■ What you have to do ■
Print every entry, word for word, and skip the images.

(Records contained in a dataset)
━━━━━━━━━━

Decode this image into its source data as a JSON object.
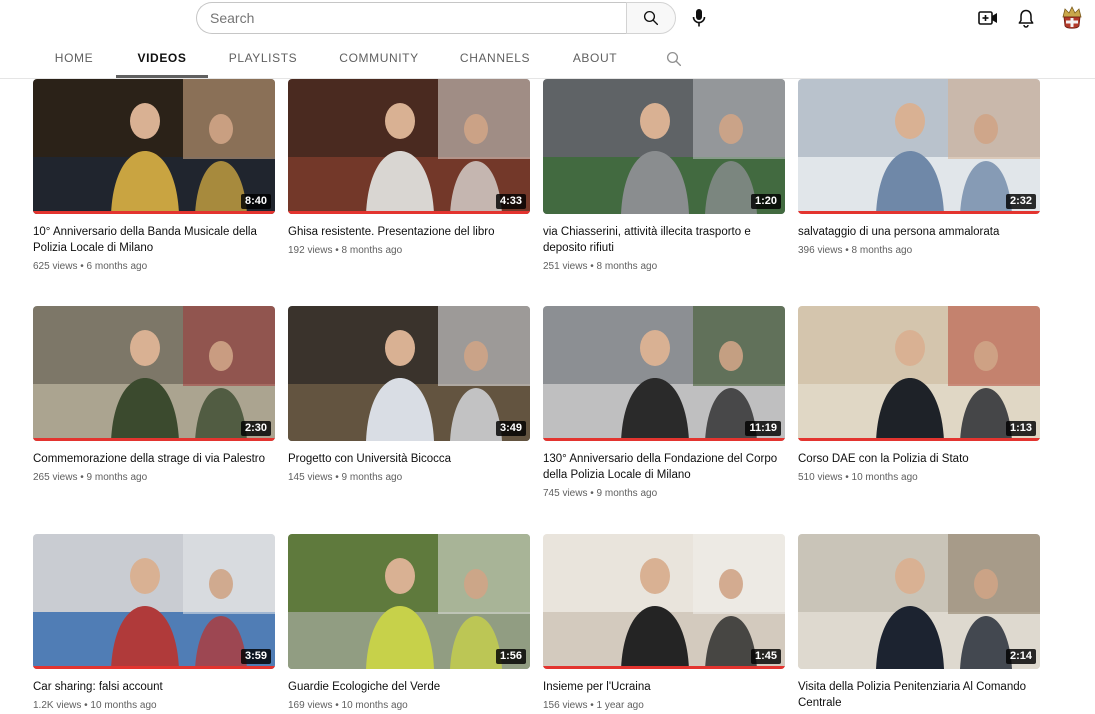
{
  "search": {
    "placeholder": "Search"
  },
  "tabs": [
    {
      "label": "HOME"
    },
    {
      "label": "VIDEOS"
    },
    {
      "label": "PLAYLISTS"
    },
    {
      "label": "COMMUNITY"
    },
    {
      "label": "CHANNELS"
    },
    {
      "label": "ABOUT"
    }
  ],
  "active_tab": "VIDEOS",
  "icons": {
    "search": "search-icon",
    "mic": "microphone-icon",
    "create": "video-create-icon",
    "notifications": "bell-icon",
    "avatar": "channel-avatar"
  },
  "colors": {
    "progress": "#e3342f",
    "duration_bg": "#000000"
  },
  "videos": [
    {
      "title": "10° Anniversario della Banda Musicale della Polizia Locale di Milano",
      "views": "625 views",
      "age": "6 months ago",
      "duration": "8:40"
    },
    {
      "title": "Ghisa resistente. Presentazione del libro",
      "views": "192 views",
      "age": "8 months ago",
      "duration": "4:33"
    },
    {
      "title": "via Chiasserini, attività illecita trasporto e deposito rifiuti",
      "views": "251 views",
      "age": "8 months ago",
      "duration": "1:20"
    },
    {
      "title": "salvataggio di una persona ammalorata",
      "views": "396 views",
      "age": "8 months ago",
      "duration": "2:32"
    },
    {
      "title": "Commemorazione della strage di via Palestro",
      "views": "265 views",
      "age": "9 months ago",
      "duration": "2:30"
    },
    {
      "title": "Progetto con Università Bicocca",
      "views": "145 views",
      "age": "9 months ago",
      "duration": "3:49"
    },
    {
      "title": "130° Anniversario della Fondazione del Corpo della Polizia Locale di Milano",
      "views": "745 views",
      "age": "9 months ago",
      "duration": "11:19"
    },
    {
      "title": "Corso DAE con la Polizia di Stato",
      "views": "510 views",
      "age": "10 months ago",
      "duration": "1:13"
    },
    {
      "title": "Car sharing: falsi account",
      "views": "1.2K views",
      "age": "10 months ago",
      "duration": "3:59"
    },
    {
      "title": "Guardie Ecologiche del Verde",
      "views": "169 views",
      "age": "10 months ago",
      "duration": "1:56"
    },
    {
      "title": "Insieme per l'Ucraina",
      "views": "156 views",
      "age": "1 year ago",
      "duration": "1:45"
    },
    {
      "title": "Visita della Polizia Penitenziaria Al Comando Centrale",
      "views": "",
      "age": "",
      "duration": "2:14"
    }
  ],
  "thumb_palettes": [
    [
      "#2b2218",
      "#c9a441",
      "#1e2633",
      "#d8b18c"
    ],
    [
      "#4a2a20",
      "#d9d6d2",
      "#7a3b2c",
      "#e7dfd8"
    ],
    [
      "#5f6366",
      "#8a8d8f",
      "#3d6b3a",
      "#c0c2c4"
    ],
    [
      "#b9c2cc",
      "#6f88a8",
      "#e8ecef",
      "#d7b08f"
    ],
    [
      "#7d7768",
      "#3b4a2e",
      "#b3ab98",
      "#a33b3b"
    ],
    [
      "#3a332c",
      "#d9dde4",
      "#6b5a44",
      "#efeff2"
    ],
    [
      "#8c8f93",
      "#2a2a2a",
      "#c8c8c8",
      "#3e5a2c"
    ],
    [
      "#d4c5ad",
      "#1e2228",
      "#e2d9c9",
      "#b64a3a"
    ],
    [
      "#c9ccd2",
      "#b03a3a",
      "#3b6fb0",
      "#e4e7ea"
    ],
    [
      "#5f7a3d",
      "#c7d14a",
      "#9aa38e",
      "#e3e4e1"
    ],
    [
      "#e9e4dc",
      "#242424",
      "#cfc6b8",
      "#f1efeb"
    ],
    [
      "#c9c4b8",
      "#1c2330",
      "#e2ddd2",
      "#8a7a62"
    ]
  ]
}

━━━━━━━━━━

■ Right answer ■
Decode this image into its source data as a JSON object.
{
  "search": {
    "placeholder": "Search"
  },
  "tabs": [
    {
      "label": "HOME"
    },
    {
      "label": "VIDEOS"
    },
    {
      "label": "PLAYLISTS"
    },
    {
      "label": "COMMUNITY"
    },
    {
      "label": "CHANNELS"
    },
    {
      "label": "ABOUT"
    }
  ],
  "active_tab": "VIDEOS",
  "icons": {
    "search": "search-icon",
    "mic": "microphone-icon",
    "create": "video-create-icon",
    "notifications": "bell-icon",
    "avatar": "channel-avatar"
  },
  "colors": {
    "progress": "#e3342f",
    "duration_bg": "#000000"
  },
  "videos": [
    {
      "title": "10° Anniversario della Banda Musicale della Polizia Locale di Milano",
      "views": "625 views",
      "age": "6 months ago",
      "duration": "8:40"
    },
    {
      "title": "Ghisa resistente. Presentazione del libro",
      "views": "192 views",
      "age": "8 months ago",
      "duration": "4:33"
    },
    {
      "title": "via Chiasserini, attività illecita trasporto e deposito rifiuti",
      "views": "251 views",
      "age": "8 months ago",
      "duration": "1:20"
    },
    {
      "title": "salvataggio di una persona ammalorata",
      "views": "396 views",
      "age": "8 months ago",
      "duration": "2:32"
    },
    {
      "title": "Commemorazione della strage di via Palestro",
      "views": "265 views",
      "age": "9 months ago",
      "duration": "2:30"
    },
    {
      "title": "Progetto con Università Bicocca",
      "views": "145 views",
      "age": "9 months ago",
      "duration": "3:49"
    },
    {
      "title": "130° Anniversario della Fondazione del Corpo della Polizia Locale di Milano",
      "views": "745 views",
      "age": "9 months ago",
      "duration": "11:19"
    },
    {
      "title": "Corso DAE con la Polizia di Stato",
      "views": "510 views",
      "age": "10 months ago",
      "duration": "1:13"
    },
    {
      "title": "Car sharing: falsi account",
      "views": "1.2K views",
      "age": "10 months ago",
      "duration": "3:59"
    },
    {
      "title": "Guardie Ecologiche del Verde",
      "views": "169 views",
      "age": "10 months ago",
      "duration": "1:56"
    },
    {
      "title": "Insieme per l'Ucraina",
      "views": "156 views",
      "age": "1 year ago",
      "duration": "1:45"
    },
    {
      "title": "Visita della Polizia Penitenziaria Al Comando Centrale",
      "views": "",
      "age": "",
      "duration": "2:14"
    }
  ],
  "thumb_palettes": [
    [
      "#2b2218",
      "#c9a441",
      "#1e2633",
      "#d8b18c"
    ],
    [
      "#4a2a20",
      "#d9d6d2",
      "#7a3b2c",
      "#e7dfd8"
    ],
    [
      "#5f6366",
      "#8a8d8f",
      "#3d6b3a",
      "#c0c2c4"
    ],
    [
      "#b9c2cc",
      "#6f88a8",
      "#e8ecef",
      "#d7b08f"
    ],
    [
      "#7d7768",
      "#3b4a2e",
      "#b3ab98",
      "#a33b3b"
    ],
    [
      "#3a332c",
      "#d9dde4",
      "#6b5a44",
      "#efeff2"
    ],
    [
      "#8c8f93",
      "#2a2a2a",
      "#c8c8c8",
      "#3e5a2c"
    ],
    [
      "#d4c5ad",
      "#1e2228",
      "#e2d9c9",
      "#b64a3a"
    ],
    [
      "#c9ccd2",
      "#b03a3a",
      "#3b6fb0",
      "#e4e7ea"
    ],
    [
      "#5f7a3d",
      "#c7d14a",
      "#9aa38e",
      "#e3e4e1"
    ],
    [
      "#e9e4dc",
      "#242424",
      "#cfc6b8",
      "#f1efeb"
    ],
    [
      "#c9c4b8",
      "#1c2330",
      "#e2ddd2",
      "#8a7a62"
    ]
  ]
}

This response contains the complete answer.